THE EXERCISE
Write out all the entries word for word, but skip any images.

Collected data
---

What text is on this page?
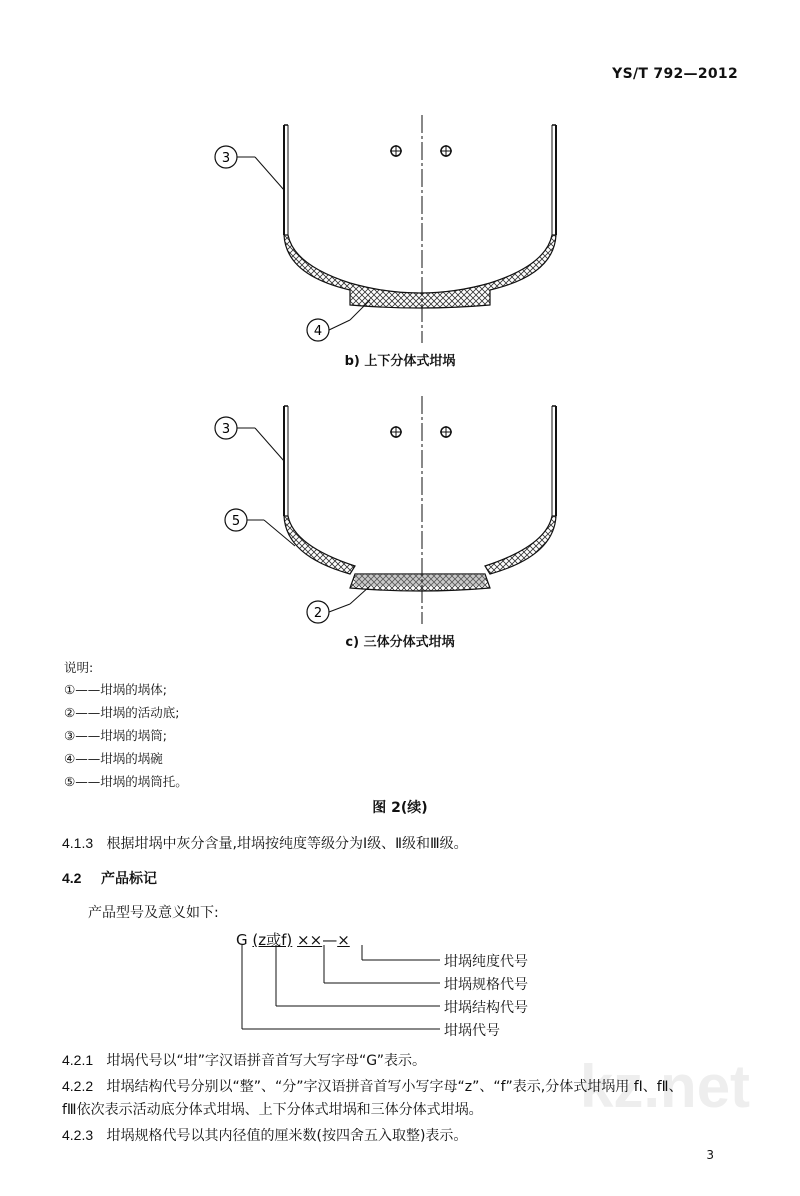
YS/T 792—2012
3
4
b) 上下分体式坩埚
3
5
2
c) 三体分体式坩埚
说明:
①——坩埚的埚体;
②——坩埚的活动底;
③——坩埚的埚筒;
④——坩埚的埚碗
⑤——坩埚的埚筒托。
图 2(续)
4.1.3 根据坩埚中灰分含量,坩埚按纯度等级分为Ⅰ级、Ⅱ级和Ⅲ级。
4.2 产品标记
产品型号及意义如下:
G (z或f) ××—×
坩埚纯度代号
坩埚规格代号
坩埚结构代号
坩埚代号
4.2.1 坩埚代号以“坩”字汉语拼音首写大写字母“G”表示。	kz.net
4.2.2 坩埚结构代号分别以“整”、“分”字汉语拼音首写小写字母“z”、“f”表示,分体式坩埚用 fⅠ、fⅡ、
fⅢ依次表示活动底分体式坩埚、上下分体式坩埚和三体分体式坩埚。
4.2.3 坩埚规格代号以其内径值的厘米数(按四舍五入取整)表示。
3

---

FINISHED ANSWER
What text is on this page?
YS/T 792—2012
3
4
b) 上下分体式坩埚
3
5
2
c) 三体分体式坩埚
说明:
①——坩埚的埚体;
②——坩埚的活动底;
③——坩埚的埚筒;
④——坩埚的埚碗
⑤——坩埚的埚筒托。
图 2(续)
4.1.3 根据坩埚中灰分含量,坩埚按纯度等级分为Ⅰ级、Ⅱ级和Ⅲ级。
4.2 产品标记
产品型号及意义如下:
G (z或f) ××—×
坩埚纯度代号
坩埚规格代号
坩埚结构代号
坩埚代号
4.2.1 坩埚代号以“坩”字汉语拼音首写大写字母“G”表示。	kz.net
4.2.2 坩埚结构代号分别以“整”、“分”字汉语拼音首写小写字母“z”、“f”表示,分体式坩埚用 fⅠ、fⅡ、
fⅢ依次表示活动底分体式坩埚、上下分体式坩埚和三体分体式坩埚。
4.2.3 坩埚规格代号以其内径值的厘米数(按四舍五入取整)表示。
3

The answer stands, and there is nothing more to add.